### Extracted data entries
==================================================

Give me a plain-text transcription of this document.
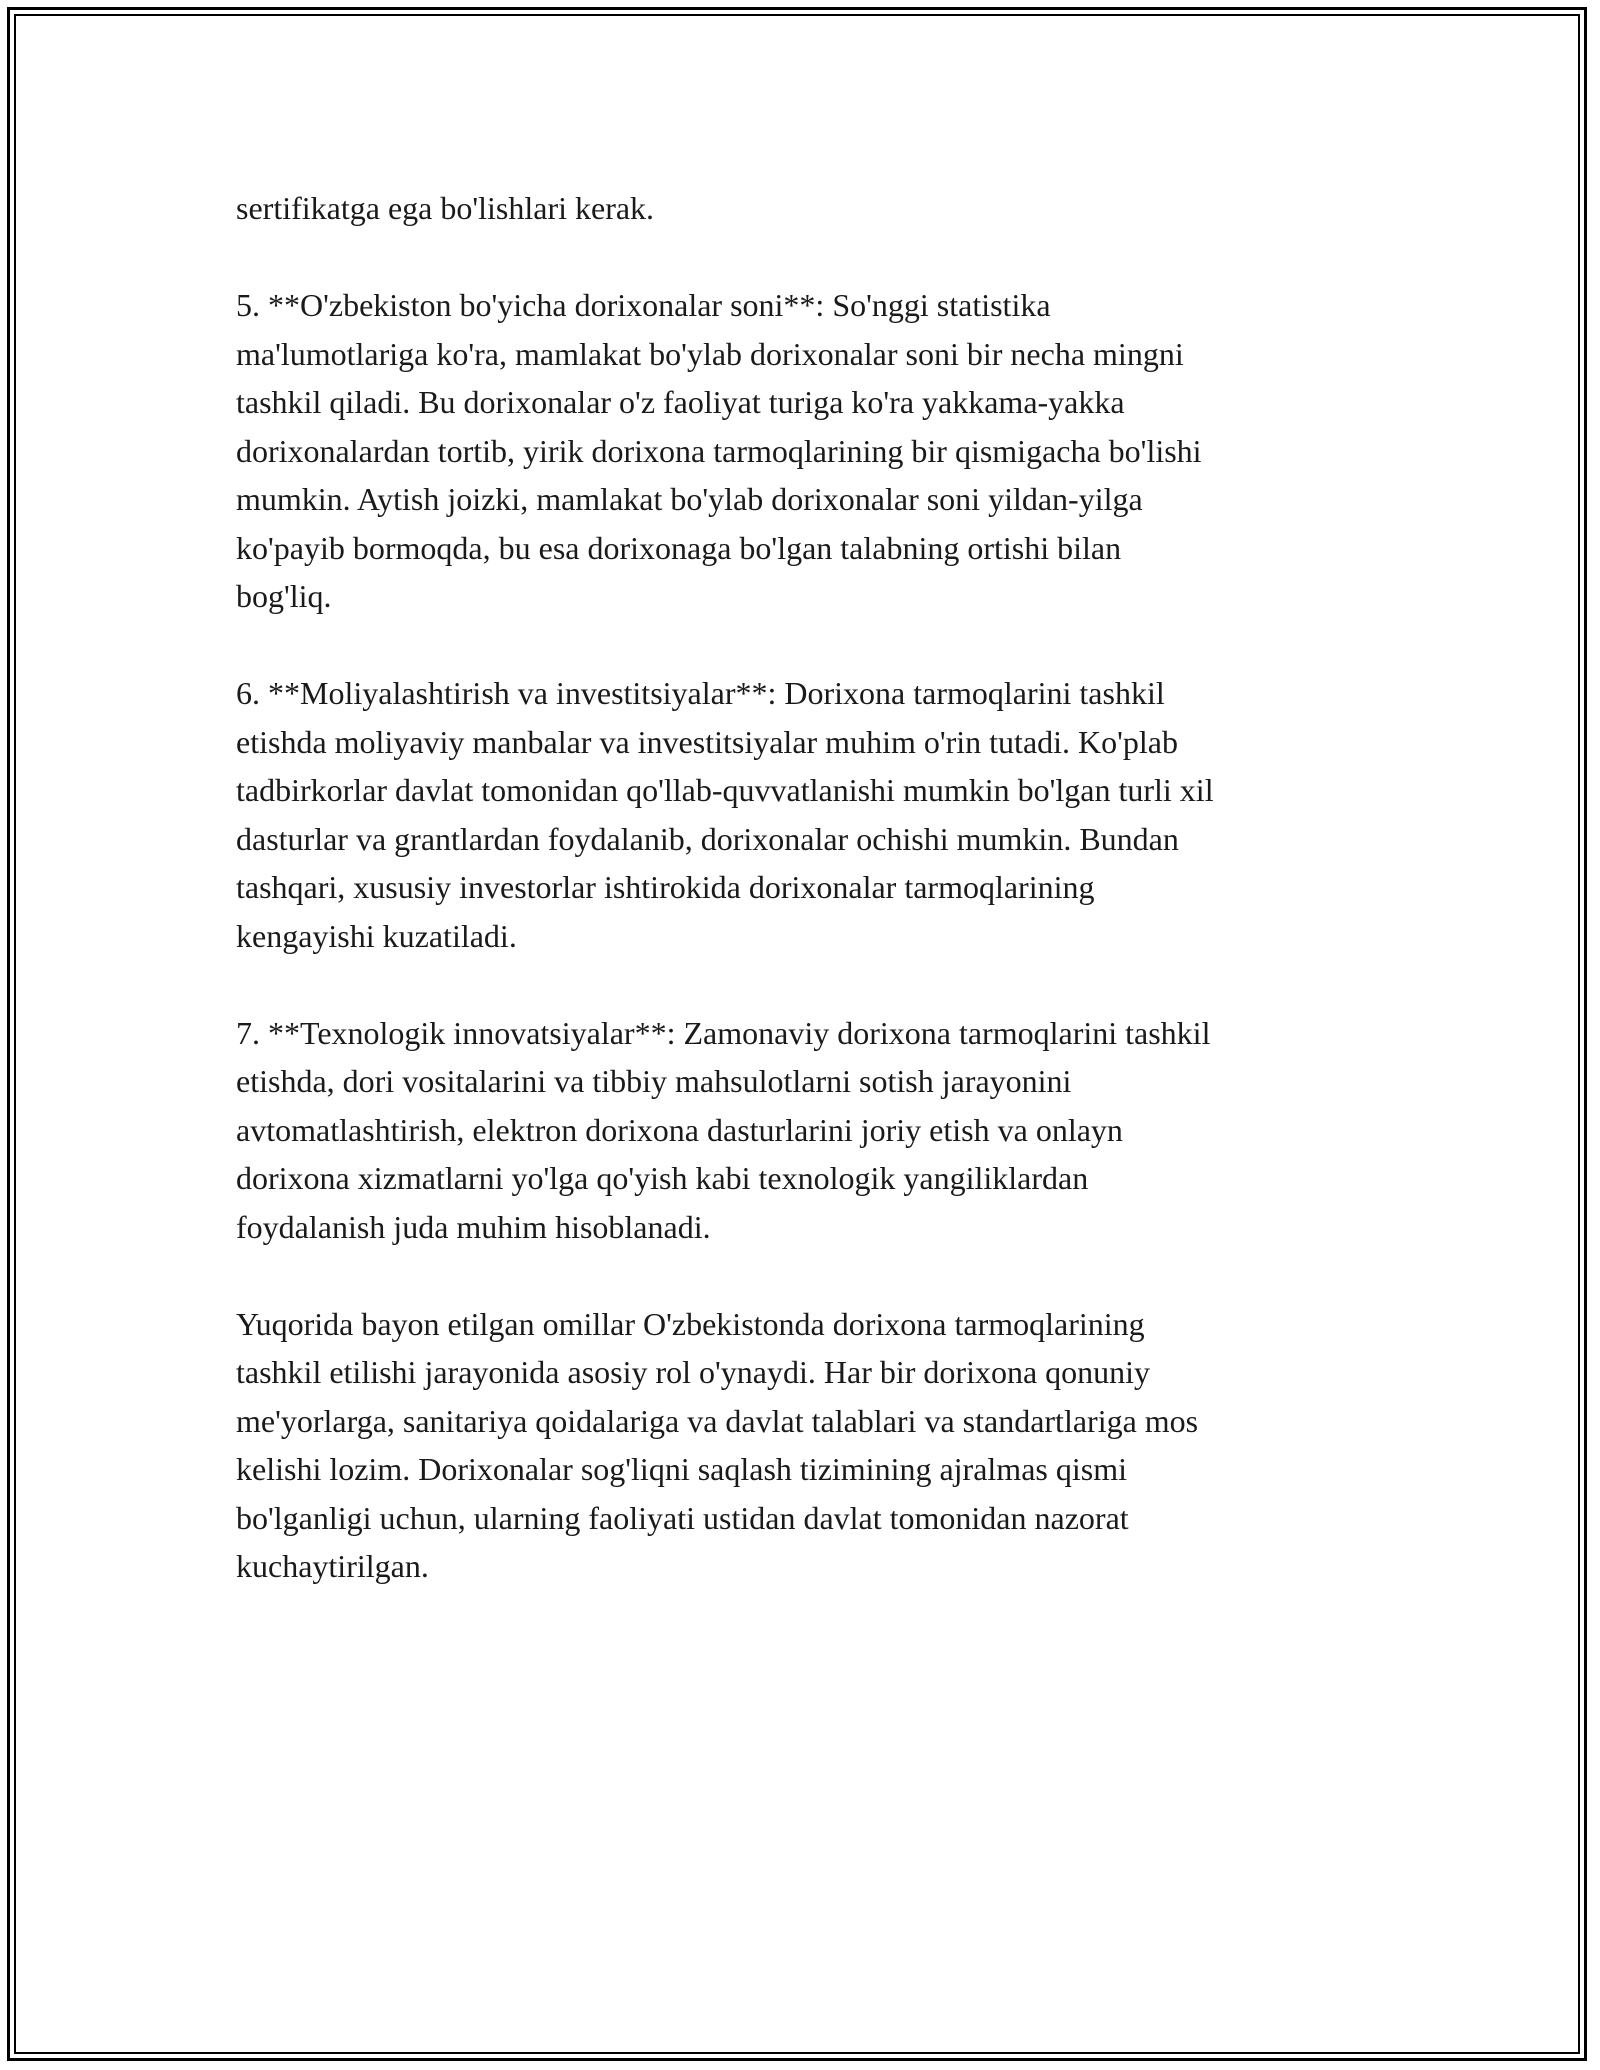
sertifikatga ega bo'lishlari kerak.

5. **O'zbekiston bo'yicha dorixonalar soni**: So'nggi statistika
ma'lumotlariga ko'ra, mamlakat bo'ylab dorixonalar soni bir necha mingni
tashkil qiladi. Bu dorixonalar o'z faoliyat turiga ko'ra yakkama-yakka
dorixonalardan tortib, yirik dorixona tarmoqlarining bir qismigacha bo'lishi
mumkin. Aytish joizki, mamlakat bo'ylab dorixonalar soni yildan-yilga
ko'payib bormoqda, bu esa dorixonaga bo'lgan talabning ortishi bilan
bog'liq.

6. **Moliyalashtirish va investitsiyalar**: Dorixona tarmoqlarini tashkil
etishda moliyaviy manbalar va investitsiyalar muhim o'rin tutadi. Ko'plab
tadbirkorlar davlat tomonidan qo'llab-quvvatlanishi mumkin bo'lgan turli xil
dasturlar va grantlardan foydalanib, dorixonalar ochishi mumkin. Bundan
tashqari, xususiy investorlar ishtirokida dorixonalar tarmoqlarining
kengayishi kuzatiladi.

7. **Texnologik innovatsiyalar**: Zamonaviy dorixona tarmoqlarini tashkil
etishda, dori vositalarini va tibbiy mahsulotlarni sotish jarayonini
avtomatlashtirish, elektron dorixona dasturlarini joriy etish va onlayn
dorixona xizmatlarni yo'lga qo'yish kabi texnologik yangiliklardan
foydalanish juda muhim hisoblanadi.

Yuqorida bayon etilgan omillar O'zbekistonda dorixona tarmoqlarining
tashkil etilishi jarayonida asosiy rol o'ynaydi. Har bir dorixona qonuniy
me'yorlarga, sanitariya qoidalariga va davlat talablari va standartlariga mos
kelishi lozim. Dorixonalar sog'liqni saqlash tizimining ajralmas qismi
bo'lganligi uchun, ularning faoliyati ustidan davlat tomonidan nazorat
kuchaytirilgan.
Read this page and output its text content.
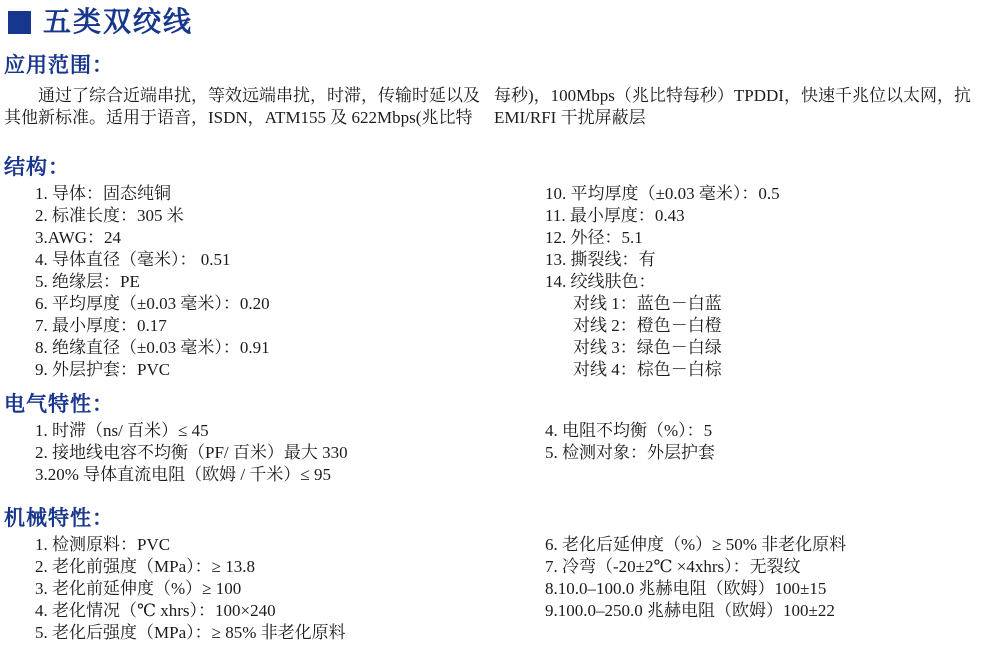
五类双绞线
应用范围：

通过了综合近端串扰，等效远端串扰，时滞，传输时延以及其他新标准。适用于语音，ISDN，ATM155 及 622Mbps(兆比特

每秒)，100Mbps（兆比特每秒）TPDDI，快速千兆位以太网，抗EMI/RFI 干扰屏蔽层

结构：
1. 导体：固态纯铜
2. 标准长度：305 米
3.AWG：24
4. 导体直径（毫米）： 0.51
5. 绝缘层：PE
6. 平均厚度（±0.03 毫米）：0.20
7. 最小厚度：0.17
8. 绝缘直径（±0.03 毫米）：0.91
9. 外层护套：PVC
10. 平均厚度（±0.03 毫米）：0.5
11. 最小厚度：0.43
12. 外径：5.1
13. 撕裂线：有
14. 绞线肤色：
对线 1：蓝色－白蓝
对线 2：橙色－白橙
对线 3：绿色－白绿
对线 4：棕色－白棕
电气特性：
1. 时滞（ns/ 百米）≤ 45
2. 接地线电容不均衡（PF/ 百米）最大 330
3.20% 导体直流电阻（欧姆 / 千米）≤ 95
4. 电阻不均衡（%）：5
5. 检测对象：外层护套
机械特性：
1. 检测原料：PVC
2. 老化前强度（MPa）：≥ 13.8
3. 老化前延伸度（%）≥ 100
4. 老化情况（℃ xhrs）：100×240
5. 老化后强度（MPa）：≥ 85% 非老化原料
6. 老化后延伸度（%）≥ 50% 非老化原料
7. 冷弯（-20±2℃ ×4xhrs）：无裂纹
8.10.0–100.0 兆赫电阻（欧姆）100±15
9.100.0–250.0 兆赫电阻（欧姆）100±22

==================================================

### The exercise
Your copy should hold every record word for word and none of the pictures.

### Solution below
Give me a plain-text transcription of this document.
sertifikatga ega bo'lishlari kerak.

5. **O'zbekiston bo'yicha dorixonalar soni**: So'nggi statistika
ma'lumotlariga ko'ra, mamlakat bo'ylab dorixonalar soni bir necha mingni
tashkil qiladi. Bu dorixonalar o'z faoliyat turiga ko'ra yakkama-yakka
dorixonalardan tortib, yirik dorixona tarmoqlarining bir qismigacha bo'lishi
mumkin. Aytish joizki, mamlakat bo'ylab dorixonalar soni yildan-yilga
ko'payib bormoqda, bu esa dorixonaga bo'lgan talabning ortishi bilan
bog'liq.

6. **Moliyalashtirish va investitsiyalar**: Dorixona tarmoqlarini tashkil
etishda moliyaviy manbalar va investitsiyalar muhim o'rin tutadi. Ko'plab
tadbirkorlar davlat tomonidan qo'llab-quvvatlanishi mumkin bo'lgan turli xil
dasturlar va grantlardan foydalanib, dorixonalar ochishi mumkin. Bundan
tashqari, xususiy investorlar ishtirokida dorixonalar tarmoqlarining
kengayishi kuzatiladi.

7. **Texnologik innovatsiyalar**: Zamonaviy dorixona tarmoqlarini tashkil
etishda, dori vositalarini va tibbiy mahsulotlarni sotish jarayonini
avtomatlashtirish, elektron dorixona dasturlarini joriy etish va onlayn
dorixona xizmatlarni yo'lga qo'yish kabi texnologik yangiliklardan
foydalanish juda muhim hisoblanadi.

Yuqorida bayon etilgan omillar O'zbekistonda dorixona tarmoqlarining
tashkil etilishi jarayonida asosiy rol o'ynaydi. Har bir dorixona qonuniy
me'yorlarga, sanitariya qoidalariga va davlat talablari va standartlariga mos
kelishi lozim. Dorixonalar sog'liqni saqlash tizimining ajralmas qismi
bo'lganligi uchun, ularning faoliyati ustidan davlat tomonidan nazorat
kuchaytirilgan.
Read this page and output its text content.
五类双绞线
应用范围：

通过了综合近端串扰，等效远端串扰，时滞，传输时延以及其他新标准。适用于语音，ISDN，ATM155 及 622Mbps(兆比特

每秒)，100Mbps（兆比特每秒）TPDDI，快速千兆位以太网，抗EMI/RFI 干扰屏蔽层

结构：
1. 导体：固态纯铜
2. 标准长度：305 米
3.AWG：24
4. 导体直径（毫米）： 0.51
5. 绝缘层：PE
6. 平均厚度（±0.03 毫米）：0.20
7. 最小厚度：0.17
8. 绝缘直径（±0.03 毫米）：0.91
9. 外层护套：PVC
10. 平均厚度（±0.03 毫米）：0.5
11. 最小厚度：0.43
12. 外径：5.1
13. 撕裂线：有
14. 绞线肤色：
对线 1：蓝色－白蓝
对线 2：橙色－白橙
对线 3：绿色－白绿
对线 4：棕色－白棕
电气特性：
1. 时滞（ns/ 百米）≤ 45
2. 接地线电容不均衡（PF/ 百米）最大 330
3.20% 导体直流电阻（欧姆 / 千米）≤ 95
4. 电阻不均衡（%）：5
5. 检测对象：外层护套
机械特性：
1. 检测原料：PVC
2. 老化前强度（MPa）：≥ 13.8
3. 老化前延伸度（%）≥ 100
4. 老化情况（℃ xhrs）：100×240
5. 老化后强度（MPa）：≥ 85% 非老化原料
6. 老化后延伸度（%）≥ 50% 非老化原料
7. 冷弯（-20±2℃ ×4xhrs）：无裂纹
8.10.0–100.0 兆赫电阻（欧姆）100±15
9.100.0–250.0 兆赫电阻（欧姆）100±22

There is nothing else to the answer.